A run of records:
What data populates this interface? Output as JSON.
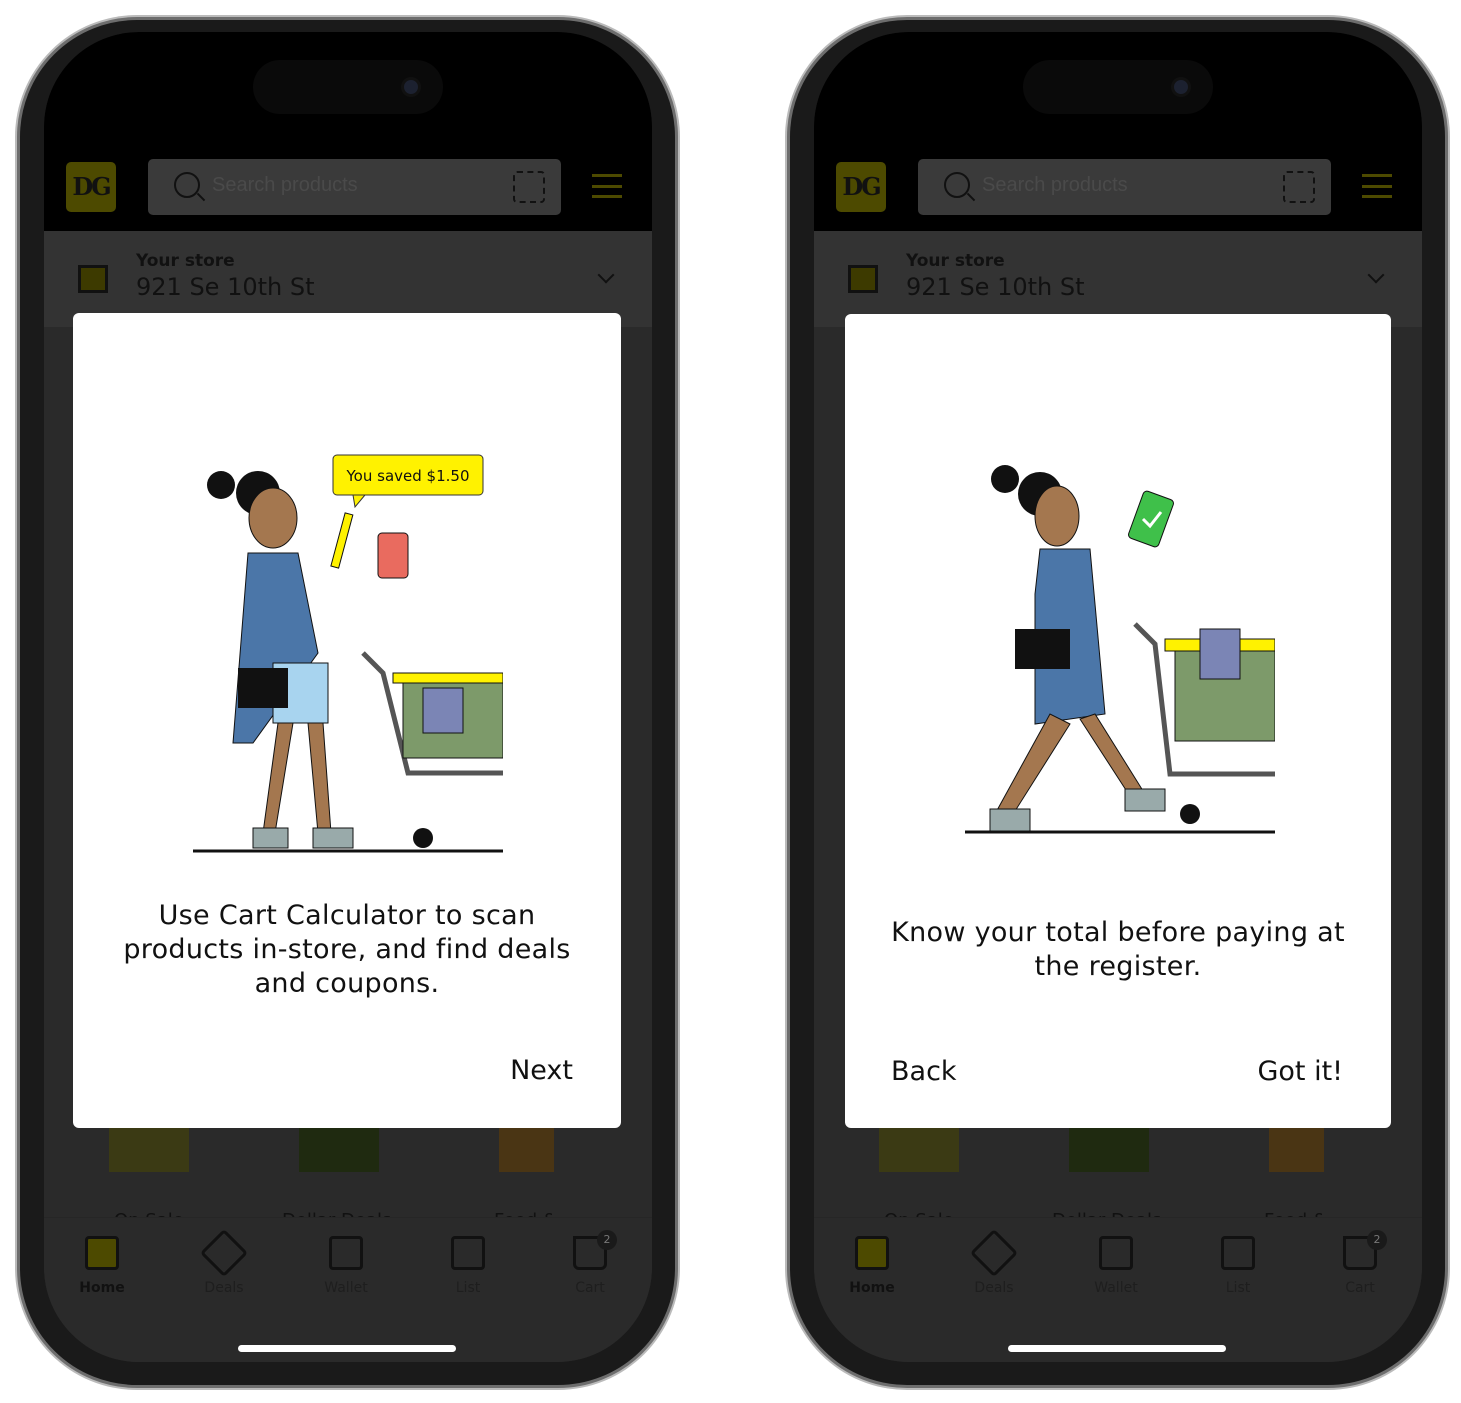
{
  "screens": [
    {
      "logo": "DG",
      "search_placeholder": "Search products",
      "store_label": "Your store",
      "store_address": "921 Se 10th St",
      "tiles": [
        "On Sale",
        "Dollar Deals",
        "Food &"
      ],
      "nav": [
        {
          "label": "Home",
          "icon": "home-icon",
          "active": true
        },
        {
          "label": "Deals",
          "icon": "tag-icon"
        },
        {
          "label": "Wallet",
          "icon": "wallet-icon"
        },
        {
          "label": "List",
          "icon": "checklist-icon"
        },
        {
          "label": "Cart",
          "icon": "cart-icon",
          "badge": "2"
        }
      ],
      "modal": {
        "bubble": "You saved $1.50",
        "message": "Use Cart Calculator to scan products in-store, and find deals and coupons.",
        "next": "Next"
      }
    },
    {
      "logo": "DG",
      "search_placeholder": "Search products",
      "store_label": "Your store",
      "store_address": "921 Se 10th St",
      "tiles": [
        "On Sale",
        "Dollar Deals",
        "Food &"
      ],
      "nav": [
        {
          "label": "Home",
          "icon": "home-icon",
          "active": true
        },
        {
          "label": "Deals",
          "icon": "tag-icon"
        },
        {
          "label": "Wallet",
          "icon": "wallet-icon"
        },
        {
          "label": "List",
          "icon": "checklist-icon"
        },
        {
          "label": "Cart",
          "icon": "cart-icon",
          "badge": "2"
        }
      ],
      "modal": {
        "message": "Know your total before paying at the register.",
        "back": "Back",
        "got_it": "Got it!"
      }
    }
  ],
  "colors": {
    "brand_yellow": "#fff200",
    "overlay_dim": "#2a2a2a"
  }
}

**Instructions to follow**
Exclude every picture and copy the remaining data exactly.

**Result of the task**
What data populates this interface? Output as JSON.
{
  "screens": [
    {
      "logo": "DG",
      "search_placeholder": "Search products",
      "store_label": "Your store",
      "store_address": "921 Se 10th St",
      "tiles": [
        "On Sale",
        "Dollar Deals",
        "Food &"
      ],
      "nav": [
        {
          "label": "Home",
          "icon": "home-icon",
          "active": true
        },
        {
          "label": "Deals",
          "icon": "tag-icon"
        },
        {
          "label": "Wallet",
          "icon": "wallet-icon"
        },
        {
          "label": "List",
          "icon": "checklist-icon"
        },
        {
          "label": "Cart",
          "icon": "cart-icon",
          "badge": "2"
        }
      ],
      "modal": {
        "bubble": "You saved $1.50",
        "message": "Use Cart Calculator to scan products in-store, and find deals and coupons.",
        "next": "Next"
      }
    },
    {
      "logo": "DG",
      "search_placeholder": "Search products",
      "store_label": "Your store",
      "store_address": "921 Se 10th St",
      "tiles": [
        "On Sale",
        "Dollar Deals",
        "Food &"
      ],
      "nav": [
        {
          "label": "Home",
          "icon": "home-icon",
          "active": true
        },
        {
          "label": "Deals",
          "icon": "tag-icon"
        },
        {
          "label": "Wallet",
          "icon": "wallet-icon"
        },
        {
          "label": "List",
          "icon": "checklist-icon"
        },
        {
          "label": "Cart",
          "icon": "cart-icon",
          "badge": "2"
        }
      ],
      "modal": {
        "message": "Know your total before paying at the register.",
        "back": "Back",
        "got_it": "Got it!"
      }
    }
  ],
  "colors": {
    "brand_yellow": "#fff200",
    "overlay_dim": "#2a2a2a"
  }
}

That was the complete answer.